**Aim**
All records should be reproduced verbatim.

— begin —

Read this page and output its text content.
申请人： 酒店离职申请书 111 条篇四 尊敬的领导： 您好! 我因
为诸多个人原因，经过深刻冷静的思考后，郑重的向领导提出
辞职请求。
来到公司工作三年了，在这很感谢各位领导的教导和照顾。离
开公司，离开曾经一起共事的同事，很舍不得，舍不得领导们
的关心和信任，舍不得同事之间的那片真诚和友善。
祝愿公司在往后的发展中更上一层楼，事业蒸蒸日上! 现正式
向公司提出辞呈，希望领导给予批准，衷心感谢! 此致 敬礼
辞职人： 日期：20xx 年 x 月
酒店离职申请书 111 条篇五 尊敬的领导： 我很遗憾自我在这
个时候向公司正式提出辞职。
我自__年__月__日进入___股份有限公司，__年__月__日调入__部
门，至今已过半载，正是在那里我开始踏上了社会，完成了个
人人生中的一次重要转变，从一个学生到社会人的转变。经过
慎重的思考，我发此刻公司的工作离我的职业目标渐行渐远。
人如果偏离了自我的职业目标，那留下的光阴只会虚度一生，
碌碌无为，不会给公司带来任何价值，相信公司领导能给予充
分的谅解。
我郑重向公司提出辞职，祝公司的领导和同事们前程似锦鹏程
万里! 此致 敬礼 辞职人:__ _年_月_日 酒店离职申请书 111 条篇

— end —

**Finished answer**
Read this page and output its text content.
申请人： 酒店离职申请书 111 条篇四 尊敬的领导： 您好! 我因
为诸多个人原因，经过深刻冷静的思考后，郑重的向领导提出
辞职请求。
来到公司工作三年了，在这很感谢各位领导的教导和照顾。离
开公司，离开曾经一起共事的同事，很舍不得，舍不得领导们
的关心和信任，舍不得同事之间的那片真诚和友善。
祝愿公司在往后的发展中更上一层楼，事业蒸蒸日上! 现正式
向公司提出辞呈，希望领导给予批准，衷心感谢! 此致 敬礼
辞职人： 日期：20xx 年 x 月
酒店离职申请书 111 条篇五 尊敬的领导： 我很遗憾自我在这
个时候向公司正式提出辞职。
我自__年__月__日进入___股份有限公司，__年__月__日调入__部
门，至今已过半载，正是在那里我开始踏上了社会，完成了个
人人生中的一次重要转变，从一个学生到社会人的转变。经过
慎重的思考，我发此刻公司的工作离我的职业目标渐行渐远。
人如果偏离了自我的职业目标，那留下的光阴只会虚度一生，
碌碌无为，不会给公司带来任何价值，相信公司领导能给予充
分的谅解。
我郑重向公司提出辞职，祝公司的领导和同事们前程似锦鹏程
万里! 此致 敬礼 辞职人:__ _年_月_日 酒店离职申请书 111 条篇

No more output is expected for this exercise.